• [To be done] Identify all lines in the listing that include the word "JSON", and copy them out.

• [Input records]

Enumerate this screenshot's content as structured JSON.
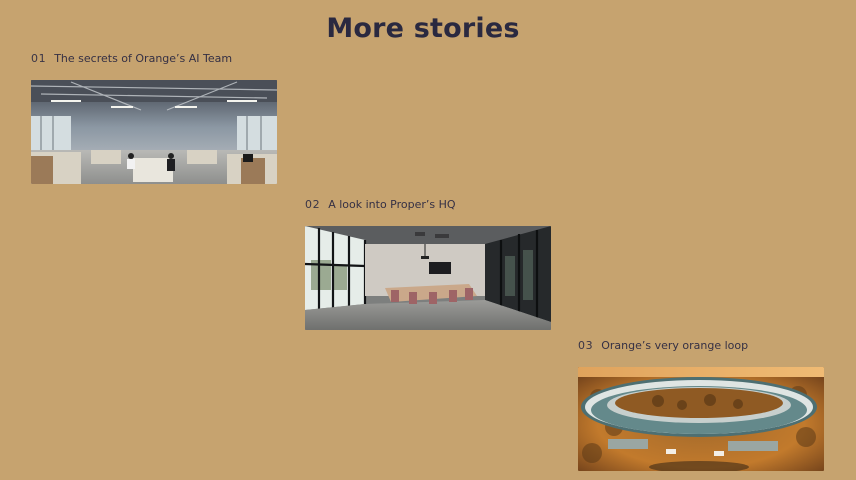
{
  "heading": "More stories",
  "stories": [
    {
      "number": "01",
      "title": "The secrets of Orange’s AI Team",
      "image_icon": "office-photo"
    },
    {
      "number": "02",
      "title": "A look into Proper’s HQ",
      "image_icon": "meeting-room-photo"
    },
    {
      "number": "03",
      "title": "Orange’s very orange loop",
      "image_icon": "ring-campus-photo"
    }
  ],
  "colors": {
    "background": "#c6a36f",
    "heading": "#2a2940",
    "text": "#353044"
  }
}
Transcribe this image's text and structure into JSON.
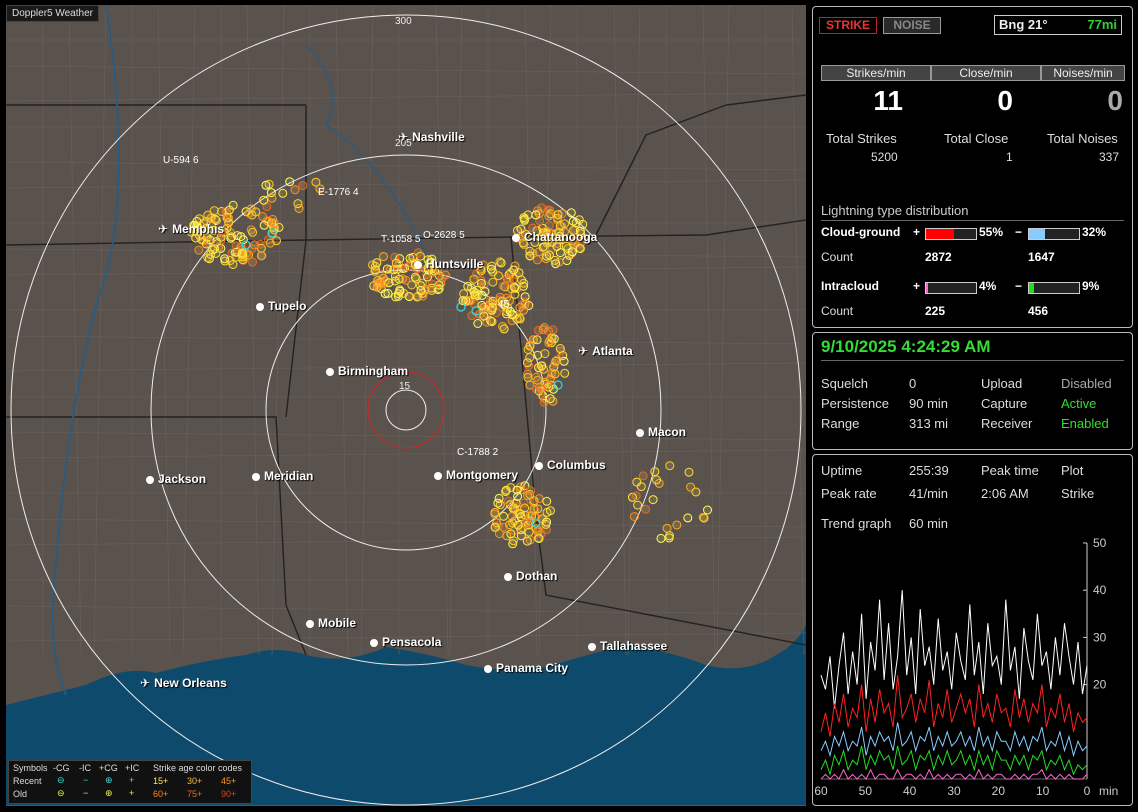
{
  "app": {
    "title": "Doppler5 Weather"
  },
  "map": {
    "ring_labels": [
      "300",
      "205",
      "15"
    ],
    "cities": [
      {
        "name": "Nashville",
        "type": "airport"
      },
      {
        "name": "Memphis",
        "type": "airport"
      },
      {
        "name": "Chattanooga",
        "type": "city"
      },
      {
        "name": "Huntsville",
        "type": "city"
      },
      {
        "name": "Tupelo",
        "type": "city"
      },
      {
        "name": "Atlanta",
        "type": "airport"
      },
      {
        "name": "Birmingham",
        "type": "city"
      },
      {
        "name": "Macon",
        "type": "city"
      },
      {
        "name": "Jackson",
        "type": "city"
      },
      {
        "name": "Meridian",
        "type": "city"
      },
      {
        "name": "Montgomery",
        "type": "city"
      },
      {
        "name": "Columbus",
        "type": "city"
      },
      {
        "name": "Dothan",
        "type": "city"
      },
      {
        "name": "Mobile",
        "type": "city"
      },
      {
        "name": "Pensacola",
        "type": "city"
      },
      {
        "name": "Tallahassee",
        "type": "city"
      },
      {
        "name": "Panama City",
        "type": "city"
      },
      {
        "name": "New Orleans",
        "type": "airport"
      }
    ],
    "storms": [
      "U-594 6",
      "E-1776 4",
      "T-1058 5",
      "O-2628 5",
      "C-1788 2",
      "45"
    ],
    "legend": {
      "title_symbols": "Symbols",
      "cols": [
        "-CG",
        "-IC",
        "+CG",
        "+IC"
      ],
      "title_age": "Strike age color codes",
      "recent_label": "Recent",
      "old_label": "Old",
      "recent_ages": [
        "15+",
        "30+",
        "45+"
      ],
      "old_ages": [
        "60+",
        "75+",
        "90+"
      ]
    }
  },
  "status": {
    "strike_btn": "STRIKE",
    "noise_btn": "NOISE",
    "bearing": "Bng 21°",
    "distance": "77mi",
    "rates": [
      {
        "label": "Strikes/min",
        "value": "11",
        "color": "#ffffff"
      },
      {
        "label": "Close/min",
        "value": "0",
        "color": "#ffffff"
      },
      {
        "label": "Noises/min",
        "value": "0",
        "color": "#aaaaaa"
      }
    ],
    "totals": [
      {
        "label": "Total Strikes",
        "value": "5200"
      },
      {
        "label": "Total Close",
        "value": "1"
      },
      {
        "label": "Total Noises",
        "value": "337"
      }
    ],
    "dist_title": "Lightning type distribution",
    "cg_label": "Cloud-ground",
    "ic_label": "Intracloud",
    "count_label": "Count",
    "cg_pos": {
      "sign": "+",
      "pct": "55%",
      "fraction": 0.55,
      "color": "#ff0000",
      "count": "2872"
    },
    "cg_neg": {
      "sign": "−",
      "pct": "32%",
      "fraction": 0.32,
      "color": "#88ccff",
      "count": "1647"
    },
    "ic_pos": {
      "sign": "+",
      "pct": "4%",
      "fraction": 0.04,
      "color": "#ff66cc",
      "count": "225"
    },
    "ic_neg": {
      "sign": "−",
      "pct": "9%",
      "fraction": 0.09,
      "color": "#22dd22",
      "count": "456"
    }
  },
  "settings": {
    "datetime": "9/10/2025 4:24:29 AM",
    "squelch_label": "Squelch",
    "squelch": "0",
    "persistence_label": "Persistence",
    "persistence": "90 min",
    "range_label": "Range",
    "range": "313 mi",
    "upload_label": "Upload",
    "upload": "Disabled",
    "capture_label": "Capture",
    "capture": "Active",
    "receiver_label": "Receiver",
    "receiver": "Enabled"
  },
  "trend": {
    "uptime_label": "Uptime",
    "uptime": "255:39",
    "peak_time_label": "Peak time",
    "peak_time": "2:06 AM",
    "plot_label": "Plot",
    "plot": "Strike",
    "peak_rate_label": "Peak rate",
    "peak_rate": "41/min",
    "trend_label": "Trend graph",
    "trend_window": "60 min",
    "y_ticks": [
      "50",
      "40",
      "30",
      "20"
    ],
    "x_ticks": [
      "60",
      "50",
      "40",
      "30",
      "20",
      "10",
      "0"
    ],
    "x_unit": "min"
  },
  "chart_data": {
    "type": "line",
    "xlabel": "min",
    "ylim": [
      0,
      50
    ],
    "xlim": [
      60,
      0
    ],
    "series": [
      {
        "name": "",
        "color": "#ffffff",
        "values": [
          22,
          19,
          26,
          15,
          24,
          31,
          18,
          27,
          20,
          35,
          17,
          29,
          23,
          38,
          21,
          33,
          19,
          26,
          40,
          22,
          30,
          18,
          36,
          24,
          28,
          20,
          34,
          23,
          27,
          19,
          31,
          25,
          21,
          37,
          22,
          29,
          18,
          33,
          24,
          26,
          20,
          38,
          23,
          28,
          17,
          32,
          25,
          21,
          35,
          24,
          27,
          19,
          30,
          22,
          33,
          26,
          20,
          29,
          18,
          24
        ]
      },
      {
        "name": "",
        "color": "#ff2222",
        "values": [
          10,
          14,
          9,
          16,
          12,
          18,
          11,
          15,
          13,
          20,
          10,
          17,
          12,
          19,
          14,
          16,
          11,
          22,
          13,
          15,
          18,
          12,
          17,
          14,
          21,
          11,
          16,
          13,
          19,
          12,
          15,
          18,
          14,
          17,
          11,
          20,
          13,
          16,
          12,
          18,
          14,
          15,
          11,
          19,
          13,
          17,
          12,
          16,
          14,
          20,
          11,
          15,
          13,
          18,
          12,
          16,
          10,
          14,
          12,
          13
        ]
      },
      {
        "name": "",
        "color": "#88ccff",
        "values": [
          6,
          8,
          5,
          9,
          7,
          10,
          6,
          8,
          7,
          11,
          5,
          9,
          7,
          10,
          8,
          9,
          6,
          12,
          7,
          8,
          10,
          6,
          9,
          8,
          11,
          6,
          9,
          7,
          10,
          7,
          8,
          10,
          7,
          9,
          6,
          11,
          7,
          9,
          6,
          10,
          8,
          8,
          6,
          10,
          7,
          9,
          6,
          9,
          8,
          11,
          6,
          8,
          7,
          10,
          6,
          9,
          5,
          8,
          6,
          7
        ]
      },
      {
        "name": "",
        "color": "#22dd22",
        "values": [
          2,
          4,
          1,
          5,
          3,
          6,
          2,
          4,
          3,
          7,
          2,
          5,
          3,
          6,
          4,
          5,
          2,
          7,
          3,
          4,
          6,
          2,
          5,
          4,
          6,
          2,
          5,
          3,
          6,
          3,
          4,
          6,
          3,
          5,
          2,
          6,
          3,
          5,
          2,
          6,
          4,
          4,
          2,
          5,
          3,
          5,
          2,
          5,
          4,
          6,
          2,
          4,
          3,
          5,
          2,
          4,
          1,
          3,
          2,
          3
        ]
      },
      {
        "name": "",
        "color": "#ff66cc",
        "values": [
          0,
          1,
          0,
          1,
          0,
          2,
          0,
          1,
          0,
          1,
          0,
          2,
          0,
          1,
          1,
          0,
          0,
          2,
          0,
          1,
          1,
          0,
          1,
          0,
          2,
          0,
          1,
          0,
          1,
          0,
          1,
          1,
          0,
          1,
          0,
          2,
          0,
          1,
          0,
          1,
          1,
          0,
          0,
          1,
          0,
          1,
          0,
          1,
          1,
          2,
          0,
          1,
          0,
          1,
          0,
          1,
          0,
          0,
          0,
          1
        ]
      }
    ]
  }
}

• [Full solution]
Enumerate this screenshot's content as structured JSON.
Transcribe this image's text and structure into JSON.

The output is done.